What do dairy cows have to do with solar systems? How does this go together with mathematics and what role does artificial intelligence (AI) play in this context? Answers to these and other questions were provided during a stop on the aconium GmbH Future Journey at a “SmartFarm” in Grasberg in the district of Osterholz. There we visited Prof. Dr. Christof Büskens from the Center for Technomathematics at the University of Bremen, who not only explained the technical background to the project, but also outlined the opportunities that come with thinking through concepts and ideas in an interdisciplinary and holistic way, as well as designing them.
Not only do small and medium-sized farms make up a large proportion of the total number of agricultural enterprises in Germany, but they also consume a great deal of electricity and energy during production. In the SmartFarm project launched in 2016, a methodology was therefore developed that allows renewable energies (solar and wind power) to be used profitably for such farms. At the Grasberg SmartFarm, data on the farm’s energy consumption was therefore automatically recorded in a real laboratory using a minimal sensor measurement system. Based on this, highly accurate forecasting models were developed that can predict the production of renewable energy supply systems and the energy consumption of small and medium-sized farms. Based on these calculations, the next step was to determine the best possible design for the energy consumption of agricultural operations using artificial intelligence (AI).

Task list:
**a)** Reproduce word for word the part of the SmartFarm text starting with "What do dairy" and going on through "as designing them.".
**b)** According to the SmartFarm text, why was a methodology for using solar and wind power developed in the project launched in 2016?
**c)** Extend the SmartFarm text, picking up right after its final sentence.
The listing that comes next is from an unrelated source.

Collected material:

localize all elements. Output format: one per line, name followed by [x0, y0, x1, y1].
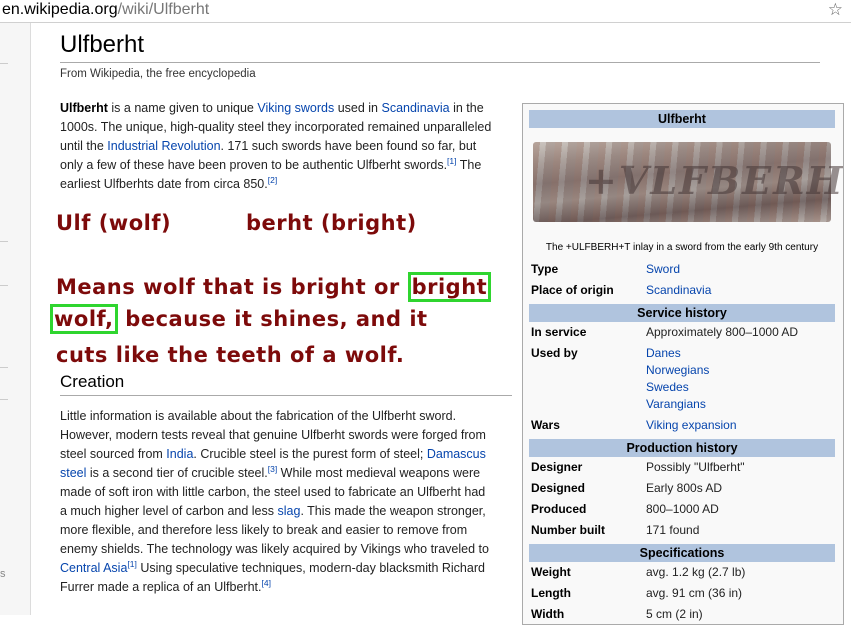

Exercise responses:
**a)**
What do dairy cows have to do with solar systems? How does this go together with mathematics and what role does artificial intelligence (AI) play in this context? Answers to these and other questions were provided during a stop on the aconium GmbH Future Journey at a “SmartFarm” in Grasberg in the district of Osterholz. There we visited Prof. Dr. Christof Büskens from the Center for Technomathematics at the University of Bremen, who not only explained the technical background to the project, but also outlined the opportunities that come with thinking through concepts and ideas in an interdisciplinary and holistic way, as well as designing them.

**b)** Small and medium-sized farms make up a large proportion of all agricultural enterprises in Germany, and they consume a great deal of electricity and energy during production. The methodology was developed so that such farms could use renewable energies profitably.

**c)**
In the current follow-up project, the knowledge gained from the SmartFarm is now to be placed on a broader data basis. In SmartFarm2, the researchers want to identify further potential for optimising energy consumption and put this into practice using 101 real-life demonstrators (dairy farms, pig farms, greenhouses, etc.) as examples. To this end, the farms will be equipped with easy-to-use sensor technology in order to record the high-resolution, time-of-day-dependent consumer and producer data that is not yet available. Based on this data, AI methods and mathematical optimisation algorithms can be used to demonstrate the economic potential of self-consumption optimisation and a highly automated energy management system (EMS) can be developed.
Local agriculture has enormous potential to generate its own energy from renewable sources. However, these can only be stored to a limited extent. And this is where the dairy cow meets the solar system and both meet artificial intelligence. With the help of mathematics, manageable sensor technology and evaluation via AI, energy consumption can be determined in high resolution, not only depending on the time of day. Taking into account all the data collected, an optimal recommendation can now be made as to when the most electricity is produced, when the most electricity should be used and when electricity should be used in the form of batteries, but also thermal energy – such as a cooling system that cools more sustainably or a heat pump that heats more. For example, the idea of using milk to store energy came up. Instead of cooling the milk in the tanks at night using conventionally generated power sources, the milk is instead cooled down more during the day using the more than sufficient solar energy available, so that the milk stored in the tanks is slowly reheated to the optimum temperature overnight. This not only saves energy costs for the farm, but also minimises the use of fossil fuels in the long term. The overriding aim of all measures is to control the farm’s own electricity consumption and storage in such a way that as much self-produced electricity as possible is used in order to have to purchase as little electricity as possible, with the positive side effect of also relieving the burden on the regional electricity grid. An economic and ecological added value for the farm, but also for society.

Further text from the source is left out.